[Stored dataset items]
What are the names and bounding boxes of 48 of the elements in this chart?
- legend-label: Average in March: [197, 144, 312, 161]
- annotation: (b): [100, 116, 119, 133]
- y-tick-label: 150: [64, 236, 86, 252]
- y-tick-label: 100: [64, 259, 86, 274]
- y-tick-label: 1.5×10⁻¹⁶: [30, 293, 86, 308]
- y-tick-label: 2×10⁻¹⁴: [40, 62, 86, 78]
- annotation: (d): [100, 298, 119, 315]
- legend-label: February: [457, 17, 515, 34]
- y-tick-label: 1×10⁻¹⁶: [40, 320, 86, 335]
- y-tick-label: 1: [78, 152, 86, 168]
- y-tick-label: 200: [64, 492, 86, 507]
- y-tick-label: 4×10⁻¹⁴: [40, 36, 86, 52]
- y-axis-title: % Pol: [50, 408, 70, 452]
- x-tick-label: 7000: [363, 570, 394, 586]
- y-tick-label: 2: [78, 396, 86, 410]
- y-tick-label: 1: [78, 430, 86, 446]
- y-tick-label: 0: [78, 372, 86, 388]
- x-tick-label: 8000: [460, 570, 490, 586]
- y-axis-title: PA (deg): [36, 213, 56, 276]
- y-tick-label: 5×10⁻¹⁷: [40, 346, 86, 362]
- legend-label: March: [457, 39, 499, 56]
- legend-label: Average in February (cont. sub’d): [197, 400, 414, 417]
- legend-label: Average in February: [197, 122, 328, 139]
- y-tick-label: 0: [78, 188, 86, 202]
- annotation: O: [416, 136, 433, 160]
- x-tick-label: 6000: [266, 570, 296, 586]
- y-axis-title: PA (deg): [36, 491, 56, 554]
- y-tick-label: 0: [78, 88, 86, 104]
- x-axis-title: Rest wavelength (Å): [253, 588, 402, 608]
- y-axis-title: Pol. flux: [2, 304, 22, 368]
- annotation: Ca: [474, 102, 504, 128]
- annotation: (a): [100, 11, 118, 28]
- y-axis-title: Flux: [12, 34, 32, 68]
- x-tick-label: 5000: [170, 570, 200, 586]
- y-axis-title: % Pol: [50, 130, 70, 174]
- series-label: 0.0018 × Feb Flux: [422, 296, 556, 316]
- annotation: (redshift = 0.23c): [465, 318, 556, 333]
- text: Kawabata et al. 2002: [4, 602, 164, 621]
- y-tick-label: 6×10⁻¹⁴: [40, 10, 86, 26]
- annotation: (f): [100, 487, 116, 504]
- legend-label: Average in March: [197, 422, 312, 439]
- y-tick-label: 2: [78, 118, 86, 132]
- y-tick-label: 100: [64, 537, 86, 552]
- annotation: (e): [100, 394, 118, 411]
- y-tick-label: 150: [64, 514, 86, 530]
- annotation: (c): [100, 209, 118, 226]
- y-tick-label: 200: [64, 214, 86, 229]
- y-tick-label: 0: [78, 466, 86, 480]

Brief
Convert every row above into a numbered list, leaving out any blank lines.

The reply
1. What are the names and bounding boxes of 48 of the elements in this chart?
2. - legend-label: Average in March: [197, 144, 312, 161]
3. - annotation: (b): [100, 116, 119, 133]
4. - y-tick-label: 150: [64, 236, 86, 252]
5. - y-tick-label: 100: [64, 259, 86, 274]
6. - y-tick-label: 1.5×10⁻¹⁶: [30, 293, 86, 308]
7. - y-tick-label: 2×10⁻¹⁴: [40, 62, 86, 78]
8. - annotation: (d): [100, 298, 119, 315]
9. - legend-label: February: [457, 17, 515, 34]
10. - y-tick-label: 1×10⁻¹⁶: [40, 320, 86, 335]
11. - y-tick-label: 1: [78, 152, 86, 168]
12. - y-tick-label: 200: [64, 492, 86, 507]
13. - y-tick-label: 4×10⁻¹⁴: [40, 36, 86, 52]
14. - y-axis-title: % Pol: [50, 408, 70, 452]
15. - x-tick-label: 7000: [363, 570, 394, 586]
16. - y-tick-label: 2: [78, 396, 86, 410]
17. - y-tick-label: 1: [78, 430, 86, 446]
18. - y-tick-label: 0: [78, 372, 86, 388]
19. - x-tick-label: 8000: [460, 570, 490, 586]
20. - y-axis-title: PA (deg): [36, 213, 56, 276]
21. - y-tick-label: 5×10⁻¹⁷: [40, 346, 86, 362]
22. - legend-label: March: [457, 39, 499, 56]
23. - legend-label: Average in February (cont. sub’d): [197, 400, 414, 417]
24. - legend-label: Average in February: [197, 122, 328, 139]
25. - y-tick-label: 0: [78, 188, 86, 202]
26. - annotation: O: [416, 136, 433, 160]
27. - x-tick-label: 6000: [266, 570, 296, 586]
28. - y-axis-title: PA (deg): [36, 491, 56, 554]
29. - y-tick-label: 0: [78, 88, 86, 104]
30. - x-axis-title: Rest wavelength (Å): [253, 588, 402, 608]
31. - y-axis-title: Pol. flux: [2, 304, 22, 368]
32. - annotation: Ca: [474, 102, 504, 128]
33. - annotation: (a): [100, 11, 118, 28]
34. - y-axis-title: Flux: [12, 34, 32, 68]
35. - x-tick-label: 5000: [170, 570, 200, 586]
36. - y-axis-title: % Pol: [50, 130, 70, 174]
37. - series-label: 0.0018 × Feb Flux: [422, 296, 556, 316]
38. - annotation: (redshift = 0.23c): [465, 318, 556, 333]
39. - text: Kawabata et al. 2002: [4, 602, 164, 621]
40. - y-tick-label: 6×10⁻¹⁴: [40, 10, 86, 26]
41. - annotation: (f): [100, 487, 116, 504]
42. - legend-label: Average in March: [197, 422, 312, 439]
43. - y-tick-label: 2: [78, 118, 86, 132]
44. - y-tick-label: 100: [64, 537, 86, 552]
45. - annotation: (e): [100, 394, 118, 411]
46. - y-tick-label: 150: [64, 514, 86, 530]
47. - annotation: (c): [100, 209, 118, 226]
48. - y-tick-label: 200: [64, 214, 86, 229]
49. - y-tick-label: 0: [78, 466, 86, 480]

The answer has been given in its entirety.